● Instruction
What is the count of lines in the listing below that hold the string "системи"? Reply with that number alone.
━━━━━━━━━━
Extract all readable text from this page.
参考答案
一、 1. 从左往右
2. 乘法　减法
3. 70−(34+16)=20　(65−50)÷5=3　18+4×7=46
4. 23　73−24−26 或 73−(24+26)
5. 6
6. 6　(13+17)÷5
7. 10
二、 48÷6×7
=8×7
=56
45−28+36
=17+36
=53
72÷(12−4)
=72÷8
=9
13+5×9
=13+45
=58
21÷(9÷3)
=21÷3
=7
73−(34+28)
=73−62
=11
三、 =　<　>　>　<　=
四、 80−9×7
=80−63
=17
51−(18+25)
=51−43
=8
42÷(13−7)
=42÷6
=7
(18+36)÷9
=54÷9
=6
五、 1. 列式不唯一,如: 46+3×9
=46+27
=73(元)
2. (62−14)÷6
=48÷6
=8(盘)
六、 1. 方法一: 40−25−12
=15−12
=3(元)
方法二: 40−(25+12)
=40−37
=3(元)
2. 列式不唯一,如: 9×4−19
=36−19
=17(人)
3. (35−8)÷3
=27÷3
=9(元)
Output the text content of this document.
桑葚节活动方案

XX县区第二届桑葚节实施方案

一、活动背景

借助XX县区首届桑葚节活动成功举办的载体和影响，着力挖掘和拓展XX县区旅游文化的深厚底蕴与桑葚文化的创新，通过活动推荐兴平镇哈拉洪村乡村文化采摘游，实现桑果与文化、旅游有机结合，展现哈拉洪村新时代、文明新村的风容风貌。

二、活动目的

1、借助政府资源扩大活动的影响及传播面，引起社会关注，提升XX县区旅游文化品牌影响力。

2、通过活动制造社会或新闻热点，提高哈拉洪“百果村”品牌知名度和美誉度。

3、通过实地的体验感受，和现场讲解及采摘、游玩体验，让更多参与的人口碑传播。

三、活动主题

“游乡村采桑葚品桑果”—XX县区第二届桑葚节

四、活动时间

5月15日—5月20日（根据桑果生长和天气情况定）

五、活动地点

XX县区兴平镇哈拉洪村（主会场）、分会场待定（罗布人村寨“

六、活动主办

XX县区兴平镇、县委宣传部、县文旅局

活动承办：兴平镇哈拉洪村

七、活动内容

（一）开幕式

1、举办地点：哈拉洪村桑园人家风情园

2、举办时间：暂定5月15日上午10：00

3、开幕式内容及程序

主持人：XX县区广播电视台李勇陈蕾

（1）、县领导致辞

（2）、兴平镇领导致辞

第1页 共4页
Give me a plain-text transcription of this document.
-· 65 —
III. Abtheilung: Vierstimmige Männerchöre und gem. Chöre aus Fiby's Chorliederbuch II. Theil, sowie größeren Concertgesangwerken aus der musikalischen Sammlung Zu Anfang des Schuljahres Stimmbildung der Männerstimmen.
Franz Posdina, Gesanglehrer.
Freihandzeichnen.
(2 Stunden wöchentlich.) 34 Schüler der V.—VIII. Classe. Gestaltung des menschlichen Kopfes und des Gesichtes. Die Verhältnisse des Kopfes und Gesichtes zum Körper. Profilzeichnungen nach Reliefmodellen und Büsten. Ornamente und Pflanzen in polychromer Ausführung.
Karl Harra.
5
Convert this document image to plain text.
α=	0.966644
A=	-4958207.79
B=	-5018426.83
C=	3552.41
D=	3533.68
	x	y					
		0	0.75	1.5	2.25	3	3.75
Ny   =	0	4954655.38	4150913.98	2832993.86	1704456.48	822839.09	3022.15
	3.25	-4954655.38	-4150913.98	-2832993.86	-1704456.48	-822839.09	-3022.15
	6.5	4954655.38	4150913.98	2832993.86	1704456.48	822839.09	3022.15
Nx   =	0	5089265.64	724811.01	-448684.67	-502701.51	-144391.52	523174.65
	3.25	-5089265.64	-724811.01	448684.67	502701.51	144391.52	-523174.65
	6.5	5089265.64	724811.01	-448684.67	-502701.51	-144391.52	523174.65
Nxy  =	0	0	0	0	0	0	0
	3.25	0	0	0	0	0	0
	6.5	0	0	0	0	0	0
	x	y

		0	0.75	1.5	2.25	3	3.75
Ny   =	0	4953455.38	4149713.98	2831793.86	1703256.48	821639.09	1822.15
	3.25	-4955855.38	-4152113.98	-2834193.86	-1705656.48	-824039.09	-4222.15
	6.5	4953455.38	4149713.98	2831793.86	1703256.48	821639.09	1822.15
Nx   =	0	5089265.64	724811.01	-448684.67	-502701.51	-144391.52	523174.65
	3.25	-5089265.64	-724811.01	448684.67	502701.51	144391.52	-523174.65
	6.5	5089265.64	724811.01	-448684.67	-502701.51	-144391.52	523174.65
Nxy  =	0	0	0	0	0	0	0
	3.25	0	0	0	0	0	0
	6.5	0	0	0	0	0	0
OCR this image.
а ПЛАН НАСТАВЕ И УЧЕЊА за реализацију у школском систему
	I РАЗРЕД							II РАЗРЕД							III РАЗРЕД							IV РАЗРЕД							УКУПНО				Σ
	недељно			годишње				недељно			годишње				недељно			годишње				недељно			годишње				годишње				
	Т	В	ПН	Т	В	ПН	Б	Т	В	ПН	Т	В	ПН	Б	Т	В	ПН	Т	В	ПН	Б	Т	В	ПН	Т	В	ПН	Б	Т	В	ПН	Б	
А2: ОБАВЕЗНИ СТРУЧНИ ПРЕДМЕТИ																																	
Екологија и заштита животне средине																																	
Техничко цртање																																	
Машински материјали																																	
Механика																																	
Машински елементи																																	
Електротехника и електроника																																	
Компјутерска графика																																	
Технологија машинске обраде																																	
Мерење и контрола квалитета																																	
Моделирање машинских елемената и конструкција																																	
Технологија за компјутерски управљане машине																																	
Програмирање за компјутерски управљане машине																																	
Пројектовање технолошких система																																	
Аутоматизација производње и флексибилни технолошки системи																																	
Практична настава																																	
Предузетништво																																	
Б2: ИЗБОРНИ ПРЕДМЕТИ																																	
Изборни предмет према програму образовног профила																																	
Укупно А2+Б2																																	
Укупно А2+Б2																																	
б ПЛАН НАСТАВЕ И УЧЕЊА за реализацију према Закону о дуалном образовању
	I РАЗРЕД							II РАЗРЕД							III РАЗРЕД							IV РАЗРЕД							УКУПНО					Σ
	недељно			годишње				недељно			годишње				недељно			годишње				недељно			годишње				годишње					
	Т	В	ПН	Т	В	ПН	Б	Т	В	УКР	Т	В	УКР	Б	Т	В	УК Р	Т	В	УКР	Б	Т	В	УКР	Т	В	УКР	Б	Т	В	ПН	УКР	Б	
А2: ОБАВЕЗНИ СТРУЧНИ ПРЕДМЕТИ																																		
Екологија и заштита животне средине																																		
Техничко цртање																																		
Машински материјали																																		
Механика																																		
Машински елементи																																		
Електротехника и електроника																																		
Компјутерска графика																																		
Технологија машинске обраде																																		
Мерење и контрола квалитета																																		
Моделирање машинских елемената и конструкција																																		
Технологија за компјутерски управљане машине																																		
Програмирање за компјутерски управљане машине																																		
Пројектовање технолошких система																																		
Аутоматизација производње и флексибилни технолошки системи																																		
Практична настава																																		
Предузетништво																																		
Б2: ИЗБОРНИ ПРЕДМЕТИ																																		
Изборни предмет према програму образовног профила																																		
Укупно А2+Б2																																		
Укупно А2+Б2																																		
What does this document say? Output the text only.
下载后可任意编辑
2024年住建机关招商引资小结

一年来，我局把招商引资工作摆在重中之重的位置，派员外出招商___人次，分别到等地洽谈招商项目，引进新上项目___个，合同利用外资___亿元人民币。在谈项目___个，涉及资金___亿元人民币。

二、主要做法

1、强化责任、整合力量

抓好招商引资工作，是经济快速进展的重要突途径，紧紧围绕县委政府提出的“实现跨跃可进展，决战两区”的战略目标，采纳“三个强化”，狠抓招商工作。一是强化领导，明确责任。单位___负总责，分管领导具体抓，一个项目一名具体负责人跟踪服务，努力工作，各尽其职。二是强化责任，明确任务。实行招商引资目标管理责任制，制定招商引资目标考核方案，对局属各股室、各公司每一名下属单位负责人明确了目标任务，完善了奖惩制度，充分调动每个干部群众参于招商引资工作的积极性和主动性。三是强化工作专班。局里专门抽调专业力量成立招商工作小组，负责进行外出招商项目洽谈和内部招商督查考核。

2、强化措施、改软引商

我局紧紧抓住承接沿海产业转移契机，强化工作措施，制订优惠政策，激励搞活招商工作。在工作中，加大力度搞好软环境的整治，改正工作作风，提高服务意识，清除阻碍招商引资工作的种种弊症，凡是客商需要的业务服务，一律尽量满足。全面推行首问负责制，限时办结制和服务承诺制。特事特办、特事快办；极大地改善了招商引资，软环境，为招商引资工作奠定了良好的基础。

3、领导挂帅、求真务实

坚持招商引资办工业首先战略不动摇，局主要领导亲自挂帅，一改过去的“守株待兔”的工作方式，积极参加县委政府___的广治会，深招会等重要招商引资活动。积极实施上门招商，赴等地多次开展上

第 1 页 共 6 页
━━━━━━━━━━
● Result of the exercise
2